Своеобразной эпитафией первой натуральной школе, в том числе и ее массовой культуре — вообще подведением культурных итогов целой эпохи — можно считать текст Добролюбова (принадлежащего уже второй натуральной школе 1858 года): «их анекдоты стары и бестолковы, их остроты тупы или неприличны, их рассуждения нелепы или пошлы, их очерки бездарны» [468].
Новый романтизм — это позднее искусство некоторых живописцев ранней николаевской эпохи, миновавших соблазны натуральной школы (в смысле «современных» и «социальных» сюжетов), сохранивших верность «возвышенному» и «мифологическому», но не миновавших общей судьбы — малого жанра, альбомного формата, маргинального статуса. Создатели нового романтизма — маленькие смешные художники с альбомами, герои сепий Федотова, рисовальщики памятников Фидельке, — ставшие вдруг романтиками.
Настоящий романтизм в России вообще, по-видимому, возможен лишь в эскизах и в этюдах. Но романтизм после натуральной школы и Федотова — после осознания невозможности подлинной страсти, подлинного безумия, подлинной трагедии (всего, что делает романтизм романтизмом) — вообще возможен только как курьез. Поэтому новые русские романтики — или сентиментальные реставраторы умерших стилей (туристы с альбомами, странствующие по истории искусства), или маргиналы.

▶ _ИСХОДНЫЕ ДАННЫЕ_:
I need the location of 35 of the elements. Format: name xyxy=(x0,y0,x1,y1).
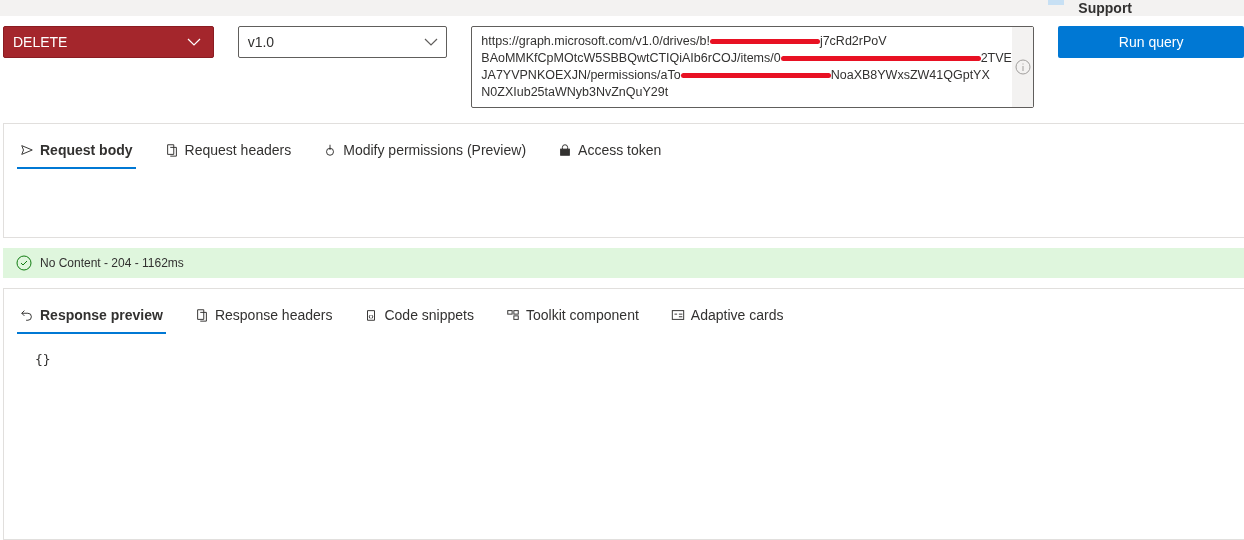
url-text: 2TVE xyxy=(980,50,1012,68)
card-icon xyxy=(670,308,685,323)
method-dropdown[interactable]: DELETE xyxy=(3,26,214,59)
tab[interactable]: Code snippets xyxy=(361,301,477,335)
url-text: https://graph.microsoft.com/v1.0/drives/b! xyxy=(481,33,710,51)
document-icon xyxy=(194,308,209,323)
tab[interactable]: Request headers xyxy=(161,136,295,169)
url-text: j7cRd2rPoV xyxy=(819,33,887,51)
tab[interactable]: Response headers xyxy=(191,301,336,335)
tab[interactable]: Modify permissions (Preview) xyxy=(320,136,530,169)
support-link[interactable]: Support xyxy=(1078,0,1132,17)
tab[interactable]: Response preview xyxy=(17,301,166,335)
toolkit-icon xyxy=(506,308,520,323)
response-body: {} xyxy=(35,352,52,368)
run-query-button[interactable]: Run query xyxy=(1058,26,1244,59)
url-text: NoaXB8YWxsZW41QGptYX xyxy=(830,67,990,85)
version-dropdown[interactable]: v1.0 xyxy=(237,26,448,59)
info-icon[interactable] xyxy=(1014,59,1031,76)
url-text: JA7YVPNKOEXJN/permissions/aTo xyxy=(481,67,681,85)
document-icon xyxy=(164,143,179,157)
tab[interactable]: Adaptive cards xyxy=(667,301,787,335)
undo-icon xyxy=(20,308,34,323)
send-icon xyxy=(20,143,34,157)
tab[interactable]: Access token xyxy=(555,136,665,169)
chevron-down-icon xyxy=(424,38,439,47)
status-text: No Content - 204 - 1162ms xyxy=(40,256,184,271)
app-icon xyxy=(1048,0,1065,5)
tab[interactable]: Toolkit component xyxy=(503,301,642,335)
lock-icon xyxy=(558,143,573,157)
url-text: N0ZXIub25taWNyb3NvZnQuY29t xyxy=(481,84,669,102)
tab[interactable]: Request body xyxy=(17,136,136,169)
url-field[interactable]: https://graph.microsoft.com/v1.0/drives/b! j7cRd2rPoV BAoMMKfCpMOtcW5SBBQwtCTIQiAIb6rCOJ/items/0 2TVE JA7YVPNKOEXJN/permissions/aTo NoaXB8YWxsZW41QGptYX N0ZXIub25taWNyb3NvZnQuY29t xyxy=(471,26,1035,109)
check-circle-icon xyxy=(16,255,32,272)
chevron-down-icon xyxy=(186,38,201,47)
url-text: BAoMMKfCpMOtcW5SBBQwtCTIQiAIb6rCOJ/items/0 xyxy=(481,50,781,68)
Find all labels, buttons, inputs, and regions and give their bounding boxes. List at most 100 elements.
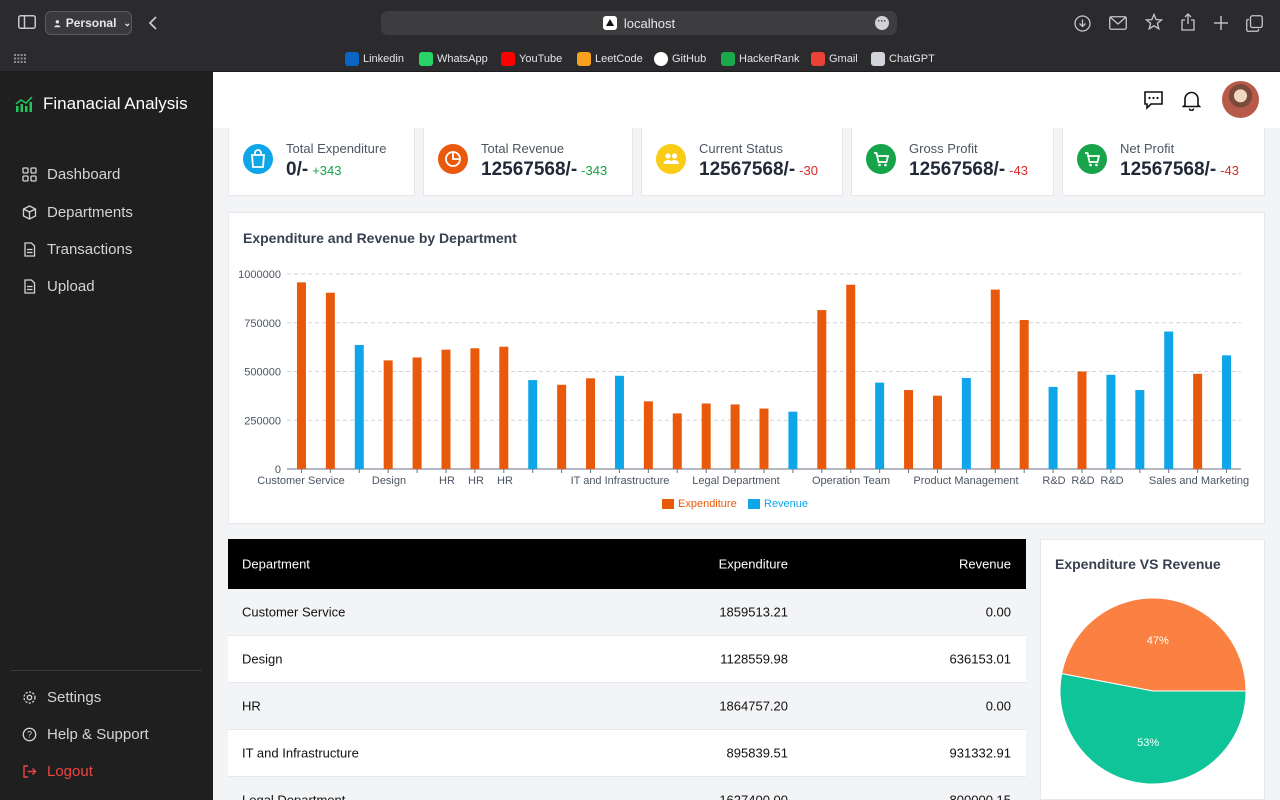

▶ _ЗАДАНИЯ_:
- 1) Повторите без изменений строки из записей, начиная со строки с «url-text: 2TVE xyxy=(980,50,1012,68)» и заканчивая строкой с «send-icon xyxy=(20,143,34,157)» включительно.
- 2) Подхватите отрывок о русском романтизме после натуральной школы и продолжите его с места после последнего предложения.

▶ _ОТВЕТЫ К ЗАДАНИЯМ_:
- 1)
url-text: 2TVE xyxy=(980,50,1012,68)
card-icon xyxy=(670,308,685,323)
method-dropdown[interactable]: DELETE xyxy=(3,26,214,59)
tab[interactable]: Code snippets xyxy=(361,301,477,335)
url-text: https://graph.microsoft.com/v1.0/drives/b! xyxy=(481,33,710,51)
document-icon xyxy=(194,308,209,323)
tab[interactable]: Request headers xyxy=(161,136,295,169)
url-text: j7cRd2rPoV xyxy=(819,33,887,51)
tab[interactable]: Response headers xyxy=(191,301,336,335)
tab[interactable]: Modify permissions (Preview) xyxy=(320,136,530,169)
support-link[interactable]: Support xyxy=(1078,0,1132,17)
tab[interactable]: Response preview xyxy=(17,301,166,335)
toolkit-icon xyxy=(506,308,520,323)
response-body: {} xyxy=(35,352,52,368)
run-query-button[interactable]: Run query xyxy=(1058,26,1244,59)
url-text: NoaXB8YWxsZW41QGptYX xyxy=(830,67,990,85)
version-dropdown[interactable]: v1.0 xyxy=(237,26,448,59)
info-icon[interactable] xyxy=(1014,59,1031,76)
url-text: JA7YVPNKOEXJN/permissions/aTo xyxy=(481,67,681,85)
document-icon xyxy=(164,143,179,157)
tab[interactable]: Adaptive cards xyxy=(667,301,787,335)
undo-icon xyxy=(20,308,34,323)
send-icon xyxy=(20,143,34,157)

- 2)
Князь Григорий Гагарин — это художник-любитель, рисовальщик этнографических типов, тот самый турист с альбомом, по совместительству чиновник дипломатического ведомства; главный поклонник «византинизма». Проекты, то есть альбомные акварели или даже раскрашенные контурные рисунки, — это главная форма существования «византийского стиля» Гагарина; причем акварели отличаются необыкновенной — какой-то девической — чистотой и аккуратностью, а также наивной яркостью раскрашенных орнаментов и драпировок. Это ненастоящий, игрушечный «византинизм», чем-то напоминающий, только в уменьшенном размере, поздний гвардейский бидермайер или поздний, тоже кукольный салон Неффа [469]. Особенно замечательно в этом смысле «Благовещение Пресвятой Богородицы» с синей драпировкой.
Василий Раев, может быть, главный русский романтик этой эпохи — художник, сумевший избавить романтизм от чуждых ему художественных приличий, от школьной композиции и правильной моделировки фигур, от требований вкуса (на что до конца не решились ни Кипренский, ни Брюллов, ни Айвазовский), превратить его в «невозможное искусство» в духе Джона Мартина. В основе своей стиль Раева — это развитие игрушечной эстетики 1839 года (парадов гвардейского бидермайера), доведение ее до предела. Так, в изображении Александровской колонны («Александровская колонна во время грозы», 1834, ГРМ) Раев единственный из всех использовал этот триумфальный мотив для изображения не торжества, а катастрофы, выбрав фоном для нее не просто ночную грозу, а разверзшиеся небеса, божий гнев, страшный суд. Он занял все пространство мрачными небесами со сверкающими молниями — видимыми как будто через арку Главного штаба, а на самом небе через арку тьмы. Сияние, вспышка, ослепительный блеск — главный мотив Раева, восходящий к «сверхромантизму» Мартина с его «панорамными» эффектами не вполне хорошего вкуса.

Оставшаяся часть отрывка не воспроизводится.